• STATED TASK
Answer with a single number: the count of lines that hold "Industrie".

• SOURCE MATERIAL
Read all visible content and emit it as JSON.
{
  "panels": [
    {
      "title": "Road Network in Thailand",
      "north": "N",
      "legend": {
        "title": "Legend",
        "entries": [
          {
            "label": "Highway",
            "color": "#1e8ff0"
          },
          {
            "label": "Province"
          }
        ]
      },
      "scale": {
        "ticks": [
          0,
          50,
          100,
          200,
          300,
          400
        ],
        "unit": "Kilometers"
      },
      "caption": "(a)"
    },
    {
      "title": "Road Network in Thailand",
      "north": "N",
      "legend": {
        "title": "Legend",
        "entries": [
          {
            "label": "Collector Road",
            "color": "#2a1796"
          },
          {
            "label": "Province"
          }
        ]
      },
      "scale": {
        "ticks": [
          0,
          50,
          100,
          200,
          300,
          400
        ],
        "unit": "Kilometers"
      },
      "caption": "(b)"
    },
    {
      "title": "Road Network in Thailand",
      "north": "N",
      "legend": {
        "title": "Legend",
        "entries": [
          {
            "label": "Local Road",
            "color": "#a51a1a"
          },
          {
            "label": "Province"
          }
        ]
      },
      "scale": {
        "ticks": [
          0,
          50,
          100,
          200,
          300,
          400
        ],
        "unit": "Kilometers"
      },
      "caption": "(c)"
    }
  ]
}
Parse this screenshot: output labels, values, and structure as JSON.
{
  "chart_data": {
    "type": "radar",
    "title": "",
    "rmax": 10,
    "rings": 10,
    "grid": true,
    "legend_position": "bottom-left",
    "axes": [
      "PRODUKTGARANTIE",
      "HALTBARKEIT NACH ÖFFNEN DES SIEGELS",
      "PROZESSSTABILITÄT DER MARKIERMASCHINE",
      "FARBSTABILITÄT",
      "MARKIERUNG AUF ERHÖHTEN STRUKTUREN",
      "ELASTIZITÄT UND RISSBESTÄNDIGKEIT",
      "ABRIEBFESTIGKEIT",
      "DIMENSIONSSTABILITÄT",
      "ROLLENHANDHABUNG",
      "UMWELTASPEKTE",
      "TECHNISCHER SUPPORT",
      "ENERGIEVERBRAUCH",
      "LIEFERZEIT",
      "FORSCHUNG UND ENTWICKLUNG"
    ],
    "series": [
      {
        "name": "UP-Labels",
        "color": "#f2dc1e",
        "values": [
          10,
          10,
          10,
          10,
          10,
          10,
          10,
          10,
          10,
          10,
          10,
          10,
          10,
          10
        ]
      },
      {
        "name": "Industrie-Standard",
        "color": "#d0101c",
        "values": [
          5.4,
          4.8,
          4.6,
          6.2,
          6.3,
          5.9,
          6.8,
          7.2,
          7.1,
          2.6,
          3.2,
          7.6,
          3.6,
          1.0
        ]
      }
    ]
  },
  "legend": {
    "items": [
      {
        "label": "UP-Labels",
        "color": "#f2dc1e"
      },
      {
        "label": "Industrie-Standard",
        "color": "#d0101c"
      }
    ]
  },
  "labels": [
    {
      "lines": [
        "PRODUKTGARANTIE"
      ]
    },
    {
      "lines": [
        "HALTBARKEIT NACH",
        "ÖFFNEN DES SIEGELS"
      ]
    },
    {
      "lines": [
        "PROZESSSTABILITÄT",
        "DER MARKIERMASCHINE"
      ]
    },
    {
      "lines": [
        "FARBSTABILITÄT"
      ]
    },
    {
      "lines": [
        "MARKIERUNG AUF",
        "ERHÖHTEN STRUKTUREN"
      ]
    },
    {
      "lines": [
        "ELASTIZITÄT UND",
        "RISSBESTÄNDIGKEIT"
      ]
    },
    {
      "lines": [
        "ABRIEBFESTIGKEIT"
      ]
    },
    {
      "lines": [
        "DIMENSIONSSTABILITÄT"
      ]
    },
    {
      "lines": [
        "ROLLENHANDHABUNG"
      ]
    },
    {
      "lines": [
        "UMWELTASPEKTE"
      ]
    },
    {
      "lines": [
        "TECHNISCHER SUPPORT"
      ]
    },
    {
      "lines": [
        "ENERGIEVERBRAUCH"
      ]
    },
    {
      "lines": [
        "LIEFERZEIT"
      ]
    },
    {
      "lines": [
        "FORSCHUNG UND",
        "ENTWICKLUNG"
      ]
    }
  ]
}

• SOLVED PROBLEM
2